→ **WHAT IS REQUIRED**
Your task is to transcribe the records exactly, skipping every image.

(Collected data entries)
"""

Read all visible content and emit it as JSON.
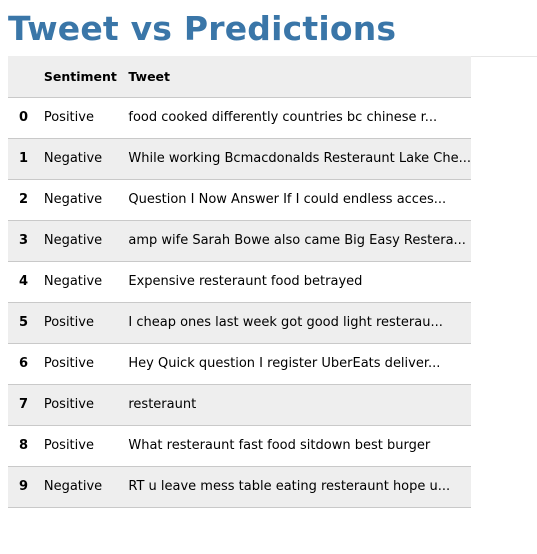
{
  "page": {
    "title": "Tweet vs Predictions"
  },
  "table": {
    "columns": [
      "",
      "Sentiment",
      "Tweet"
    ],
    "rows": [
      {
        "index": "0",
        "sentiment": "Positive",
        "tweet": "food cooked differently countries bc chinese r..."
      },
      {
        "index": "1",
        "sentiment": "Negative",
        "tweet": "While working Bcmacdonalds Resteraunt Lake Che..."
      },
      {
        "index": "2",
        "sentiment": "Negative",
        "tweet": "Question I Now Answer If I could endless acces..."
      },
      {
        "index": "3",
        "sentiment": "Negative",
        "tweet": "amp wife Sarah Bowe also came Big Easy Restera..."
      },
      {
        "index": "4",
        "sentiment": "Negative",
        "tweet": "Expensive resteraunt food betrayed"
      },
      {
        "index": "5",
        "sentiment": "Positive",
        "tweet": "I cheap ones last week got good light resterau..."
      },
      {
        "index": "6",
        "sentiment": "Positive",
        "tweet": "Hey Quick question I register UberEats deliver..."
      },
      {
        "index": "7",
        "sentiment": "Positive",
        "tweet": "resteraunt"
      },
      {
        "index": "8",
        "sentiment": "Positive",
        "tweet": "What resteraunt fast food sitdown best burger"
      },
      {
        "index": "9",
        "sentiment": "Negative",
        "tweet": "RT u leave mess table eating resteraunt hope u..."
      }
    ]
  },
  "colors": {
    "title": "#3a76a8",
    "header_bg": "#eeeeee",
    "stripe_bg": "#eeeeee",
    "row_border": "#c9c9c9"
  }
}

"""

→ **TASK OUTPUT**
Read all visible content and emit it as JSON.
{
  "page": {
    "title": "Tweet vs Predictions"
  },
  "table": {
    "columns": [
      "",
      "Sentiment",
      "Tweet"
    ],
    "rows": [
      {
        "index": "0",
        "sentiment": "Positive",
        "tweet": "food cooked differently countries bc chinese r..."
      },
      {
        "index": "1",
        "sentiment": "Negative",
        "tweet": "While working Bcmacdonalds Resteraunt Lake Che..."
      },
      {
        "index": "2",
        "sentiment": "Negative",
        "tweet": "Question I Now Answer If I could endless acces..."
      },
      {
        "index": "3",
        "sentiment": "Negative",
        "tweet": "amp wife Sarah Bowe also came Big Easy Restera..."
      },
      {
        "index": "4",
        "sentiment": "Negative",
        "tweet": "Expensive resteraunt food betrayed"
      },
      {
        "index": "5",
        "sentiment": "Positive",
        "tweet": "I cheap ones last week got good light resterau..."
      },
      {
        "index": "6",
        "sentiment": "Positive",
        "tweet": "Hey Quick question I register UberEats deliver..."
      },
      {
        "index": "7",
        "sentiment": "Positive",
        "tweet": "resteraunt"
      },
      {
        "index": "8",
        "sentiment": "Positive",
        "tweet": "What resteraunt fast food sitdown best burger"
      },
      {
        "index": "9",
        "sentiment": "Negative",
        "tweet": "RT u leave mess table eating resteraunt hope u..."
      }
    ]
  },
  "colors": {
    "title": "#3a76a8",
    "header_bg": "#eeeeee",
    "stripe_bg": "#eeeeee",
    "row_border": "#c9c9c9"
  }
}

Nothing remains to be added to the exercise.